| WHAT TO DO |
Write out the records beneath this line exactly as they appear, minus any images.

| MATERIALS PROVIDED |
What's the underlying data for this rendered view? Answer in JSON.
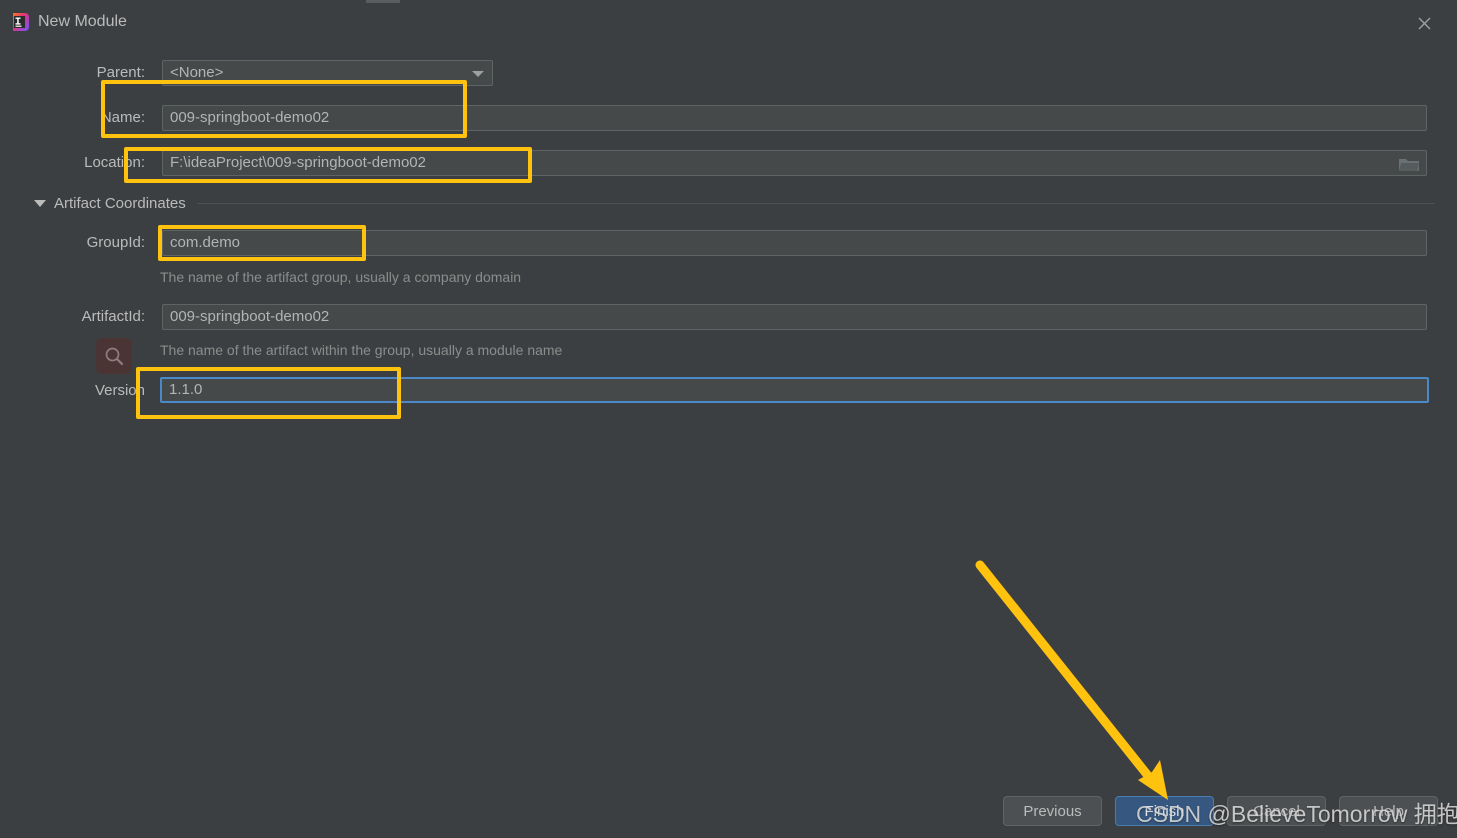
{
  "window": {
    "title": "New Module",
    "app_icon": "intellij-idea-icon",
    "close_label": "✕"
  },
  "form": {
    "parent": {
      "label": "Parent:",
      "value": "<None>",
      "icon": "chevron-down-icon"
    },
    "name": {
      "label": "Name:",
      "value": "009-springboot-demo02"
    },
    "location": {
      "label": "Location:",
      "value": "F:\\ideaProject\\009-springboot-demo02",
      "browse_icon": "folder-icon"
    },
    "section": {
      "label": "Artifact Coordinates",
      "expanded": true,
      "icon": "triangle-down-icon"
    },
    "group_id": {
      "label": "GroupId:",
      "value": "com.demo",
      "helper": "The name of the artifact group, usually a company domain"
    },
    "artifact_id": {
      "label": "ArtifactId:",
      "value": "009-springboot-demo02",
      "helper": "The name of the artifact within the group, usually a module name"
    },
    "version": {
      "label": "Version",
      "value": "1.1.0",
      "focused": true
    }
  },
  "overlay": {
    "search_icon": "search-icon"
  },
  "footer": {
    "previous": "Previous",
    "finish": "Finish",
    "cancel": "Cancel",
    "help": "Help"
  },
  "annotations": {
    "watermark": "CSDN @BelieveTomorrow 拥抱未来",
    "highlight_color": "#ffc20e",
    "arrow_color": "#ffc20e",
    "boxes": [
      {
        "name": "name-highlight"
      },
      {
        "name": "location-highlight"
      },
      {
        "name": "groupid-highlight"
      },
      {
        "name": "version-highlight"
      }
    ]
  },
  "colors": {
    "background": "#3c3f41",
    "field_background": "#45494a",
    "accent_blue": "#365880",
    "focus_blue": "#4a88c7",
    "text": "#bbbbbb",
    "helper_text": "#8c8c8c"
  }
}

| PROBLEM SOLUTION |
What's the underlying data for this rendered view? Answer in JSON.
{
  "window": {
    "title": "New Module",
    "app_icon": "intellij-idea-icon",
    "close_label": "✕"
  },
  "form": {
    "parent": {
      "label": "Parent:",
      "value": "<None>",
      "icon": "chevron-down-icon"
    },
    "name": {
      "label": "Name:",
      "value": "009-springboot-demo02"
    },
    "location": {
      "label": "Location:",
      "value": "F:\\ideaProject\\009-springboot-demo02",
      "browse_icon": "folder-icon"
    },
    "section": {
      "label": "Artifact Coordinates",
      "expanded": true,
      "icon": "triangle-down-icon"
    },
    "group_id": {
      "label": "GroupId:",
      "value": "com.demo",
      "helper": "The name of the artifact group, usually a company domain"
    },
    "artifact_id": {
      "label": "ArtifactId:",
      "value": "009-springboot-demo02",
      "helper": "The name of the artifact within the group, usually a module name"
    },
    "version": {
      "label": "Version",
      "value": "1.1.0",
      "focused": true
    }
  },
  "overlay": {
    "search_icon": "search-icon"
  },
  "footer": {
    "previous": "Previous",
    "finish": "Finish",
    "cancel": "Cancel",
    "help": "Help"
  },
  "annotations": {
    "watermark": "CSDN @BelieveTomorrow 拥抱未来",
    "highlight_color": "#ffc20e",
    "arrow_color": "#ffc20e",
    "boxes": [
      {
        "name": "name-highlight"
      },
      {
        "name": "location-highlight"
      },
      {
        "name": "groupid-highlight"
      },
      {
        "name": "version-highlight"
      }
    ]
  },
  "colors": {
    "background": "#3c3f41",
    "field_background": "#45494a",
    "accent_blue": "#365880",
    "focus_blue": "#4a88c7",
    "text": "#bbbbbb",
    "helper_text": "#8c8c8c"
  }
}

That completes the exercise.